- What the task asks
Transcribe the entries below exactly.

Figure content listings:
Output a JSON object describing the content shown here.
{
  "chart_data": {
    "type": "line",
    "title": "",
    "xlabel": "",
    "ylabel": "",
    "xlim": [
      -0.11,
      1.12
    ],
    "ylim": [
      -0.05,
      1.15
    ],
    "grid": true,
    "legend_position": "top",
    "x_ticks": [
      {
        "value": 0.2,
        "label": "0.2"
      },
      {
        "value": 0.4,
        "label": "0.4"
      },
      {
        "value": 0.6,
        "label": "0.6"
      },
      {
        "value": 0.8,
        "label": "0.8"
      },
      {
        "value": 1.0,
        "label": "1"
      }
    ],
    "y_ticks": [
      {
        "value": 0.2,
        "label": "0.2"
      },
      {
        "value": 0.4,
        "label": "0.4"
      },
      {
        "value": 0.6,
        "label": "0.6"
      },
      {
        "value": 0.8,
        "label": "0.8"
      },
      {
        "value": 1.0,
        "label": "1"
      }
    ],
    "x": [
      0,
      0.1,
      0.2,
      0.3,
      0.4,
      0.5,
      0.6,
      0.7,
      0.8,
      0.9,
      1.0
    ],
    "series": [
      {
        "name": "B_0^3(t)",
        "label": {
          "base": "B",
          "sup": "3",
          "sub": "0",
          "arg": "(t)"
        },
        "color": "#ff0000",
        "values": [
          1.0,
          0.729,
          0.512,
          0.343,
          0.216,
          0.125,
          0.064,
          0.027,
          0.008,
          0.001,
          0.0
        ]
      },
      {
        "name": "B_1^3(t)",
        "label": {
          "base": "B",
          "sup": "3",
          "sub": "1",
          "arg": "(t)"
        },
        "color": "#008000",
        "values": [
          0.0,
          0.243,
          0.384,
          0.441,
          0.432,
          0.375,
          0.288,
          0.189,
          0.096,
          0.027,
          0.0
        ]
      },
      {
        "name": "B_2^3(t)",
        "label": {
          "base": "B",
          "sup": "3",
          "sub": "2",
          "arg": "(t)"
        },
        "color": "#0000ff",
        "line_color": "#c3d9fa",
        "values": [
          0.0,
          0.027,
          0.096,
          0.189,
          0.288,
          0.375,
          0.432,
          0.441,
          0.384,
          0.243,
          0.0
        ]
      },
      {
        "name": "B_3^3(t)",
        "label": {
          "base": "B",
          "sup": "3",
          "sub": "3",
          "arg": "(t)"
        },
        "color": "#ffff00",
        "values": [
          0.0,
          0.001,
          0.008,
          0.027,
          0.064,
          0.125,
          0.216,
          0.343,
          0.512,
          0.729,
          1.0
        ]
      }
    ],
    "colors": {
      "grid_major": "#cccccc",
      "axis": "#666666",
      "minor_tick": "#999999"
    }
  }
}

- Response
Output a JSON object describing the content shown here.
{
  "chart_data": {
    "type": "line",
    "title": "",
    "xlabel": "",
    "ylabel": "",
    "xlim": [
      -0.11,
      1.12
    ],
    "ylim": [
      -0.05,
      1.15
    ],
    "grid": true,
    "legend_position": "top",
    "x_ticks": [
      {
        "value": 0.2,
        "label": "0.2"
      },
      {
        "value": 0.4,
        "label": "0.4"
      },
      {
        "value": 0.6,
        "label": "0.6"
      },
      {
        "value": 0.8,
        "label": "0.8"
      },
      {
        "value": 1.0,
        "label": "1"
      }
    ],
    "y_ticks": [
      {
        "value": 0.2,
        "label": "0.2"
      },
      {
        "value": 0.4,
        "label": "0.4"
      },
      {
        "value": 0.6,
        "label": "0.6"
      },
      {
        "value": 0.8,
        "label": "0.8"
      },
      {
        "value": 1.0,
        "label": "1"
      }
    ],
    "x": [
      0,
      0.1,
      0.2,
      0.3,
      0.4,
      0.5,
      0.6,
      0.7,
      0.8,
      0.9,
      1.0
    ],
    "series": [
      {
        "name": "B_0^3(t)",
        "label": {
          "base": "B",
          "sup": "3",
          "sub": "0",
          "arg": "(t)"
        },
        "color": "#ff0000",
        "values": [
          1.0,
          0.729,
          0.512,
          0.343,
          0.216,
          0.125,
          0.064,
          0.027,
          0.008,
          0.001,
          0.0
        ]
      },
      {
        "name": "B_1^3(t)",
        "label": {
          "base": "B",
          "sup": "3",
          "sub": "1",
          "arg": "(t)"
        },
        "color": "#008000",
        "values": [
          0.0,
          0.243,
          0.384,
          0.441,
          0.432,
          0.375,
          0.288,
          0.189,
          0.096,
          0.027,
          0.0
        ]
      },
      {
        "name": "B_2^3(t)",
        "label": {
          "base": "B",
          "sup": "3",
          "sub": "2",
          "arg": "(t)"
        },
        "color": "#0000ff",
        "line_color": "#c3d9fa",
        "values": [
          0.0,
          0.027,
          0.096,
          0.189,
          0.288,
          0.375,
          0.432,
          0.441,
          0.384,
          0.243,
          0.0
        ]
      },
      {
        "name": "B_3^3(t)",
        "label": {
          "base": "B",
          "sup": "3",
          "sub": "3",
          "arg": "(t)"
        },
        "color": "#ffff00",
        "values": [
          0.0,
          0.001,
          0.008,
          0.027,
          0.064,
          0.125,
          0.216,
          0.343,
          0.512,
          0.729,
          1.0
        ]
      }
    ],
    "colors": {
      "grid_major": "#cccccc",
      "axis": "#666666",
      "minor_tick": "#999999"
    }
  }
}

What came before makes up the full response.